Impfkampagne

Grünes Licht für französischen Gesundheits­pass

Der Verfassungsrat Frankreichs hat grünes Licht für die Ausweitung des Gesundheitspasses gegeben, mit dem die Regierung von Präsident Emmanuel Macron hofft, der Impfkampagne neuen Schwung zu verleihen. Allerdings hat er Einspruch gegen zwei Punkte...

Grünes Licht für französischen Gesundheits­pass

wü Paris

Der Verfassungsrat Frankreichs hat grünes Licht für die Ausweitung des Gesundheitspasses gegeben, mit dem die Regierung von Präsident Emmanuel Macron hofft, der Impfkampagne neuen Schwung zu verleihen. Allerdings hat er Einspruch gegen zwei Punkte erhoben, auch wenn er den entsprechenden Gesetzentwurf im Wesentlichen billigte. Dies dürfte Impf- und Gesundheitspass-Gegner jedoch nicht davon abbringen, am Samstag erneut auf die Straße zu gehen. In Paris und zahlreichen anderen Städten sind zum vierten Mal in Folge Proteste geplant.

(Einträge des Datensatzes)
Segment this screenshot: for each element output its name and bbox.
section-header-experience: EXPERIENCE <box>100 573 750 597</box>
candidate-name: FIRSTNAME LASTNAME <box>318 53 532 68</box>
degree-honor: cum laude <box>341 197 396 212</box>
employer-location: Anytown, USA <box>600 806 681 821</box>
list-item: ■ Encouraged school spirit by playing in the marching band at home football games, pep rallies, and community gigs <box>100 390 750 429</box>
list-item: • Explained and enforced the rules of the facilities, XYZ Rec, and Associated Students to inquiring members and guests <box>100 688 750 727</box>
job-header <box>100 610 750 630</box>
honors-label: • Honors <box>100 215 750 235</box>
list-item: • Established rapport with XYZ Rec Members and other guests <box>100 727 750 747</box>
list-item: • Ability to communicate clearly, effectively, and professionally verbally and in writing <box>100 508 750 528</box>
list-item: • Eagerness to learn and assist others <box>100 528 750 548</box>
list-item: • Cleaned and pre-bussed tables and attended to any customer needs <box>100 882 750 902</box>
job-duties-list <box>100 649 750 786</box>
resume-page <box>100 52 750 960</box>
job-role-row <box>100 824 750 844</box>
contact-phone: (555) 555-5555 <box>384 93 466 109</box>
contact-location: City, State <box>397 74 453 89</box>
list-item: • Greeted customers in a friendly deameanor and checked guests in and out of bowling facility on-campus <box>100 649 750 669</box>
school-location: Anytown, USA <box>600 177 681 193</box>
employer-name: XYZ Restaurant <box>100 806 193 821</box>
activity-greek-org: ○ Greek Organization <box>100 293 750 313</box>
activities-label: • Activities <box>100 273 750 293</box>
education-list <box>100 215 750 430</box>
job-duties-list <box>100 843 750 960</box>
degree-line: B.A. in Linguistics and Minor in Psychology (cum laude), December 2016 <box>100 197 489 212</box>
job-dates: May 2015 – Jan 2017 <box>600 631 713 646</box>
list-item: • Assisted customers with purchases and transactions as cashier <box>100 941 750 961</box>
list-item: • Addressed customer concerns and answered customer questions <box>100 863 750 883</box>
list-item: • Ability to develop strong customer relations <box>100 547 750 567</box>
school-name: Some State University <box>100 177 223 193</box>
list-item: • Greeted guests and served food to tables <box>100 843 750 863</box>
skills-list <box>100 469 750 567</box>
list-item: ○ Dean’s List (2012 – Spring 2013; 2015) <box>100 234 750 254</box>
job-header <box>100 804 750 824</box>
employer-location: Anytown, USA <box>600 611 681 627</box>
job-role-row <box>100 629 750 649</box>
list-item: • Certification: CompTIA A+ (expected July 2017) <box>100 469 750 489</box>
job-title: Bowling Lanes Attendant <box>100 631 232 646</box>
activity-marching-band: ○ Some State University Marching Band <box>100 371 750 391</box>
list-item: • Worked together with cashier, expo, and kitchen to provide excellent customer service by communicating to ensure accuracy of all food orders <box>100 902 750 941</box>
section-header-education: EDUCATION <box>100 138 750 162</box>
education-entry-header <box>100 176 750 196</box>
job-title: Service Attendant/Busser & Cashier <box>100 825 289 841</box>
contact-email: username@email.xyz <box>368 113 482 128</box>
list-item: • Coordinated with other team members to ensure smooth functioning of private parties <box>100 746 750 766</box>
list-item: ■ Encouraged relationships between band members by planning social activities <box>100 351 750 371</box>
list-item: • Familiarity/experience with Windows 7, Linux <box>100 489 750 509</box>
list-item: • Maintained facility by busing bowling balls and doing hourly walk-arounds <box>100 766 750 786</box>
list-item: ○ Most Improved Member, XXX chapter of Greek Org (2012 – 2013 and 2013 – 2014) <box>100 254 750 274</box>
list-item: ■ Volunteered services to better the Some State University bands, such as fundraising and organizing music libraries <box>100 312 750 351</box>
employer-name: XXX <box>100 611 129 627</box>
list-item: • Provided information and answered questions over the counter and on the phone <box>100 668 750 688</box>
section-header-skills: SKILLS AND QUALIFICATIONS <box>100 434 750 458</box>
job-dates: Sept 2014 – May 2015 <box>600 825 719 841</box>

* **AUFGABE 1**
Welche Schritte unternimmt der Verfassungsrat Frankreichs laut dem Textauszug zum Gesundheitspass? Nennen Sie alle.
* **AUFGABE 2**
Beantworten Sie anhand des Textauszugs zum Gesundheitspass diese Fragen:
(a) Wie heißt der Präsident, dessen Regierung der Impfkampagne neuen Schwung verleihen will?
(b) An welchem Tag wollen die Gegner erneut auf die Straße gehen?
(c) Zum wievielten Mal in Folge sind die Proteste geplant?

* **IHRE ANTWORT 1**
- Er hat grünes Licht für die Ausweitung des Gesundheitspasses gegeben.
- Er hat Einspruch gegen zwei Punkte erhoben.
- Er hat den entsprechenden Gesetzentwurf im Wesentlichen gebilligt.

* **IHRE ANTWORT 2**
(a) Emmanuel Macron
(b) Am Samstag
(c) Zum vierten Mal